[Some records]

----------------------------------------

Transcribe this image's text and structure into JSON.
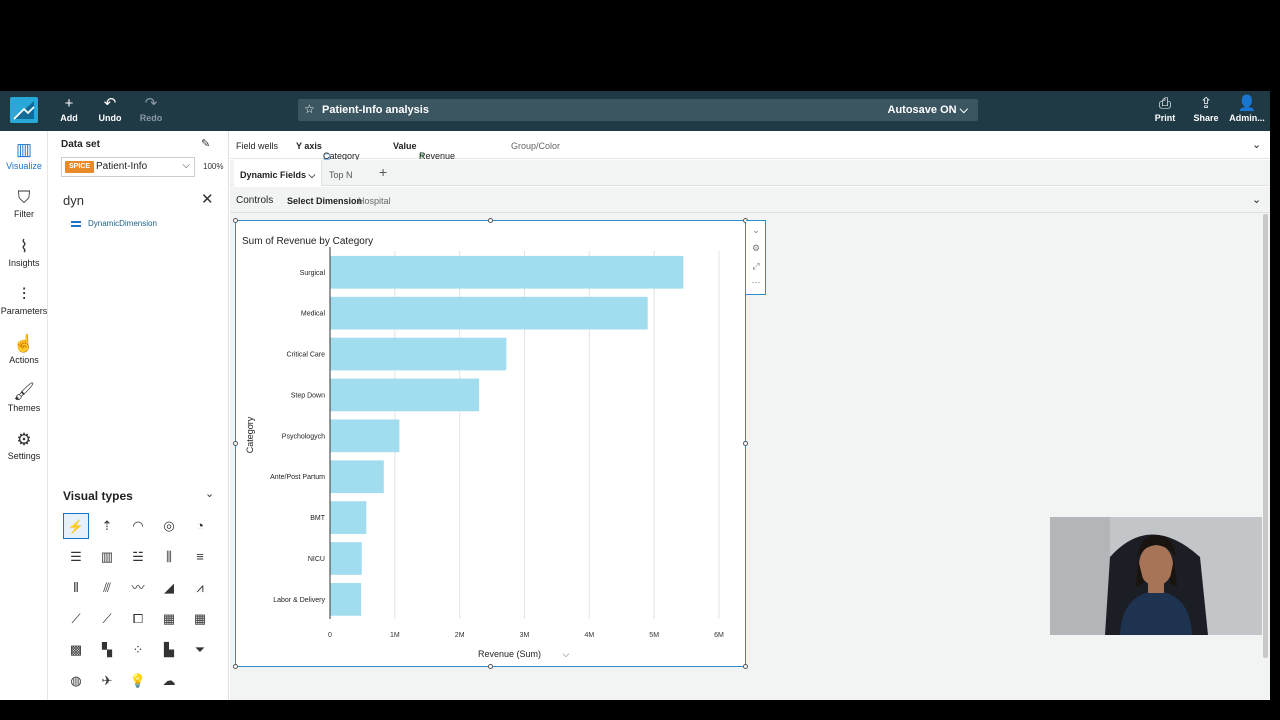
{
  "toolbar": {
    "add": "Add",
    "undo": "Undo",
    "redo": "Redo",
    "analysis_name": "Patient-Info analysis",
    "autosave": "Autosave ON",
    "print": "Print",
    "share": "Share",
    "admin": "Admin..."
  },
  "nav": [
    "Visualize",
    "Filter",
    "Insights",
    "Parameters",
    "Actions",
    "Themes",
    "Settings"
  ],
  "datapanel": {
    "title": "Data set",
    "dataset_badge": "SPICE",
    "dataset": "Patient-Info",
    "percent": "100%",
    "search_value": "dyn",
    "fields": [
      "DynamicDimension"
    ],
    "visual_types_title": "Visual types"
  },
  "wells": {
    "title": "Field wells",
    "y_axis_label": "Y axis",
    "y_axis_value": "Category",
    "value_label": "Value",
    "value_value": "Revenue (Sum)",
    "group_color": "Group/Color"
  },
  "tabs": [
    "Dynamic Fields",
    "Top N"
  ],
  "controls": {
    "title": "Controls",
    "control_label": "Select Dimension",
    "control_value": "Hospital"
  },
  "chart_data": {
    "type": "bar",
    "orientation": "horizontal",
    "title": "Sum of Revenue by Category",
    "xlabel": "Revenue (Sum)",
    "ylabel": "Category",
    "categories": [
      "Surgical",
      "Medical",
      "Critical Care",
      "Step Down",
      "Psychologych",
      "Ante/Post Partum",
      "BMT",
      "NICU",
      "Labor & Delivery"
    ],
    "values": [
      5450000,
      4900000,
      2720000,
      2300000,
      1070000,
      830000,
      560000,
      490000,
      480000
    ],
    "xlim": [
      0,
      6000000
    ],
    "xticks": [
      "0",
      "1M",
      "2M",
      "3M",
      "4M",
      "5M",
      "6M"
    ],
    "bar_color": "#a1ddee",
    "grid": true
  },
  "colors": {
    "topbar": "#1f3a45",
    "accent": "#1a73c8",
    "selection": "#2a8fc7"
  }
}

----------------------------------------

(To do): Pull out and copy each line containing the string "Revenue".

(Solution to this problem):
    "value_value": "Revenue (Sum)",
    "title": "Sum of Revenue by Category",
    "xlabel": "Revenue (Sum)",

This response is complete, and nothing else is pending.